Directive.
Copy out each line in the material below that has the word "election".

Data to use.
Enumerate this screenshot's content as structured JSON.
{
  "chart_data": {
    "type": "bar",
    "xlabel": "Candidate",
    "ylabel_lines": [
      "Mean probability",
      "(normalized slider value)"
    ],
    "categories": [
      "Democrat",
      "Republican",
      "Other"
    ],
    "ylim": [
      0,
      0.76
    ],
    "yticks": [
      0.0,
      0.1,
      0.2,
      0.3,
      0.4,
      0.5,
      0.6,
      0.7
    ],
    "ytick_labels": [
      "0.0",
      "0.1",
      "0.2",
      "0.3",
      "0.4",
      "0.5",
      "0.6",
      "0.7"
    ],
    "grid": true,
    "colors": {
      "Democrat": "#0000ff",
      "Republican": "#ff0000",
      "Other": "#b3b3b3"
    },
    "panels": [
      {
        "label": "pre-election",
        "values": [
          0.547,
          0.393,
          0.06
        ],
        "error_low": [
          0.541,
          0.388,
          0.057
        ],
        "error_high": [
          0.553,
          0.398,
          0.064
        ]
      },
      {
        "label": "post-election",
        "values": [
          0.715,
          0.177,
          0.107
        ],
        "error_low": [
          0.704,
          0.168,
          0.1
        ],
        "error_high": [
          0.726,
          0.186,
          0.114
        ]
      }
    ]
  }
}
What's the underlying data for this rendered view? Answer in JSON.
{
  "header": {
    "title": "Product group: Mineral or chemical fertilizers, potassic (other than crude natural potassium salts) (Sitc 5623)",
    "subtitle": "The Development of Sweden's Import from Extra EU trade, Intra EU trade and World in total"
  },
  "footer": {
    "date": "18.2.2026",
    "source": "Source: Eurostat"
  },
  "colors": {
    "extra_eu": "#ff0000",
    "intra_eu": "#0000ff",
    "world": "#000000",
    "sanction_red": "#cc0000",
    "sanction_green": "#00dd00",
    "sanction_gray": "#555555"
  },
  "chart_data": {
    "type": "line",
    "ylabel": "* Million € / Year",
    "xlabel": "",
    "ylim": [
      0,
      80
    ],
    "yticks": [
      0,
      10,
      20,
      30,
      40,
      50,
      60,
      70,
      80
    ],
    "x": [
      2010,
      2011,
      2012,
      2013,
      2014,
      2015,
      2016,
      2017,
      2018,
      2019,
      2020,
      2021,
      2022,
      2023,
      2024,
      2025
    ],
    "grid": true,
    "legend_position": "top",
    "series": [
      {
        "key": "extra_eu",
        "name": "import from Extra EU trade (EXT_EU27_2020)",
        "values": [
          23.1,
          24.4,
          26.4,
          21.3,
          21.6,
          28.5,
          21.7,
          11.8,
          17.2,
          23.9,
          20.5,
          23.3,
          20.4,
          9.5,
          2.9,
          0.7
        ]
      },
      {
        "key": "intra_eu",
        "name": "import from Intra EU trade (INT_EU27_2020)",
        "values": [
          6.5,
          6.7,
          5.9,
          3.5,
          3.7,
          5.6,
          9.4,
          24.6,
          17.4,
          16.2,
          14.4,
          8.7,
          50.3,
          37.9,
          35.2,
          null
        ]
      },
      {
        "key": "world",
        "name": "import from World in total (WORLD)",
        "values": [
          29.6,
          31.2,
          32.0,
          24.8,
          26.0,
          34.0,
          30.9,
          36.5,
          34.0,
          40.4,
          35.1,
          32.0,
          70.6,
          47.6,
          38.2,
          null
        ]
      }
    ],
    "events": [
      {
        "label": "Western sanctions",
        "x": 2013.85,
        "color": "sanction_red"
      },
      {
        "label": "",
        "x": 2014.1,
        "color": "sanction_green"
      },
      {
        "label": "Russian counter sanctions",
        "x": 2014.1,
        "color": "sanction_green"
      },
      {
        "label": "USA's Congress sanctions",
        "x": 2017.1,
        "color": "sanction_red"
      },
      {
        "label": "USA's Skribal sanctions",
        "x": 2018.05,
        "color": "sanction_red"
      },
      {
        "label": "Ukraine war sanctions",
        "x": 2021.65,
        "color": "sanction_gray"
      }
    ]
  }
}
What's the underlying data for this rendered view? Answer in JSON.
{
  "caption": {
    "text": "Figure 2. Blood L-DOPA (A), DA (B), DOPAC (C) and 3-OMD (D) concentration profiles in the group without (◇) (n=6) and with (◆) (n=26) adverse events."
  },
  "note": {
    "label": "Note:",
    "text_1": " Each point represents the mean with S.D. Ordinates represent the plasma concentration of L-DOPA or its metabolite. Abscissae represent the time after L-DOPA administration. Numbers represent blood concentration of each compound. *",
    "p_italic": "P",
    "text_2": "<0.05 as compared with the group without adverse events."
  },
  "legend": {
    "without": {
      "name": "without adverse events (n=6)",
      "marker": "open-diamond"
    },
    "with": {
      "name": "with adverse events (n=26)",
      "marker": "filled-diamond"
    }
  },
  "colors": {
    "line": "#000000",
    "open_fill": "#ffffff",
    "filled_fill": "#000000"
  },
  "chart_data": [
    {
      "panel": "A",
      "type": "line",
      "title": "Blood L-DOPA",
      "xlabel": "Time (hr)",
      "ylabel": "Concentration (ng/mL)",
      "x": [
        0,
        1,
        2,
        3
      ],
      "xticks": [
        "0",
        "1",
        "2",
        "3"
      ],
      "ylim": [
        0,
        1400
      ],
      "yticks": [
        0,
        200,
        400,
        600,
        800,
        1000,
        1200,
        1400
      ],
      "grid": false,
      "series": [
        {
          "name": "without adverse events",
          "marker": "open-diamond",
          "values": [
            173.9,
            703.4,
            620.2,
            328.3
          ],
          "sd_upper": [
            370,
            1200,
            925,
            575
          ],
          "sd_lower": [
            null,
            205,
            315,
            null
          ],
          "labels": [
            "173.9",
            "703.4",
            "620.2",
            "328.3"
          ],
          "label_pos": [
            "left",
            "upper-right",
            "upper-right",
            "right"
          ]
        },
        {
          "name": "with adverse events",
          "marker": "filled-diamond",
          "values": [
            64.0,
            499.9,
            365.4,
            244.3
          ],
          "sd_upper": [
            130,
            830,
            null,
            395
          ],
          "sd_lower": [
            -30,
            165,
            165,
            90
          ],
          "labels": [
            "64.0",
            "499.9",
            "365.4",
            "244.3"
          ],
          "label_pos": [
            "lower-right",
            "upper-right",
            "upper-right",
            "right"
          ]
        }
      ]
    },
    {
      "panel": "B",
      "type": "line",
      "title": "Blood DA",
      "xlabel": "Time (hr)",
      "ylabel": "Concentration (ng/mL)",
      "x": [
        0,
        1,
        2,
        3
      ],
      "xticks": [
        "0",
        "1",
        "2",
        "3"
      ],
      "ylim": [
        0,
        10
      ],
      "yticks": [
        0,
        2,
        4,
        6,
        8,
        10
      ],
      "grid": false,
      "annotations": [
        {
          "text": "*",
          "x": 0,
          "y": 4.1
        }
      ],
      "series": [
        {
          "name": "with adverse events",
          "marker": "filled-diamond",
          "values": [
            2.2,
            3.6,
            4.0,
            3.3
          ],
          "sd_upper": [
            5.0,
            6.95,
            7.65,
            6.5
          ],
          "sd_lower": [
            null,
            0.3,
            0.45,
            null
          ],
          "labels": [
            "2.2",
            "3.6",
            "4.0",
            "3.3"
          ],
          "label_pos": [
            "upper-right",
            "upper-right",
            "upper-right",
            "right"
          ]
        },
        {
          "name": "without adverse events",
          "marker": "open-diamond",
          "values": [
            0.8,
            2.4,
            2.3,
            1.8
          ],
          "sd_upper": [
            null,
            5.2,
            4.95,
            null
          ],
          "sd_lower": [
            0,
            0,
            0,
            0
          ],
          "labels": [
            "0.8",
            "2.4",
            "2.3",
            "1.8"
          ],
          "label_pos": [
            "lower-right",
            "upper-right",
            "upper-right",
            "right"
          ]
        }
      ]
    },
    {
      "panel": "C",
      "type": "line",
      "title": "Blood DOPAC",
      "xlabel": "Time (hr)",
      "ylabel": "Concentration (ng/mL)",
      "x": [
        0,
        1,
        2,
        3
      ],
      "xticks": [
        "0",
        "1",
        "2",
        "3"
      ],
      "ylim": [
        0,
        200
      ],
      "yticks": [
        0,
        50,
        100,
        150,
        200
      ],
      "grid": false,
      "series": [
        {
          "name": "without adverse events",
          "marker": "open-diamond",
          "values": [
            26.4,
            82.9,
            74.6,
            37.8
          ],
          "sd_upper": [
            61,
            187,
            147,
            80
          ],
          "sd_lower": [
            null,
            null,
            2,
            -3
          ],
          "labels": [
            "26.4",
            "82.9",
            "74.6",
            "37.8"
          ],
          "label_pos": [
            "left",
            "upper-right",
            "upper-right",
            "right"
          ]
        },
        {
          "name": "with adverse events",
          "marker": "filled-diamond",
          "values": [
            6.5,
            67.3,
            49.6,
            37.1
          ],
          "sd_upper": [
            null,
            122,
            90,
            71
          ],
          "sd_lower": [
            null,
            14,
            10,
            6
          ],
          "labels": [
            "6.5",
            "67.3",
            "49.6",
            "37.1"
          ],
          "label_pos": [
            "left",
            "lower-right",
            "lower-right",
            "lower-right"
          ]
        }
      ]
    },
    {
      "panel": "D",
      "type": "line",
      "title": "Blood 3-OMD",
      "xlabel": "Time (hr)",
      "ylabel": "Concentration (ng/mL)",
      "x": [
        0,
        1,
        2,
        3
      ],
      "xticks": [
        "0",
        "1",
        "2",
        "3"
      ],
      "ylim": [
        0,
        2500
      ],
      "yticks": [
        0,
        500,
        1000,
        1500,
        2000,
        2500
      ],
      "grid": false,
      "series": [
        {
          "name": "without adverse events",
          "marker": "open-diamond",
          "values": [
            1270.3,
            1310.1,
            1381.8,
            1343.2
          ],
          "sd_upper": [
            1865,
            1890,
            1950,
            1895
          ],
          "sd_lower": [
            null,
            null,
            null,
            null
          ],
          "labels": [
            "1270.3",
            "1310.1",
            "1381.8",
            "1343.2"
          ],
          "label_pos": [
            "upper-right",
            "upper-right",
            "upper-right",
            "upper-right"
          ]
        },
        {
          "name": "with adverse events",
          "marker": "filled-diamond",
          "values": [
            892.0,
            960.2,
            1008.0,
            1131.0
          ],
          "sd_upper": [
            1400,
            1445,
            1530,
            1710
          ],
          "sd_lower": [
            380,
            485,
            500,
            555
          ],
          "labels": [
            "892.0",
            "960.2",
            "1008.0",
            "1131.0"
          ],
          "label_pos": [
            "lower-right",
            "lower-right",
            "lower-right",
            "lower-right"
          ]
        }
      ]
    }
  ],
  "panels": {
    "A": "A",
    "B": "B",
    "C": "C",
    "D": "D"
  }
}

Written reply.
        "label": "pre-election",
        "label": "post-election",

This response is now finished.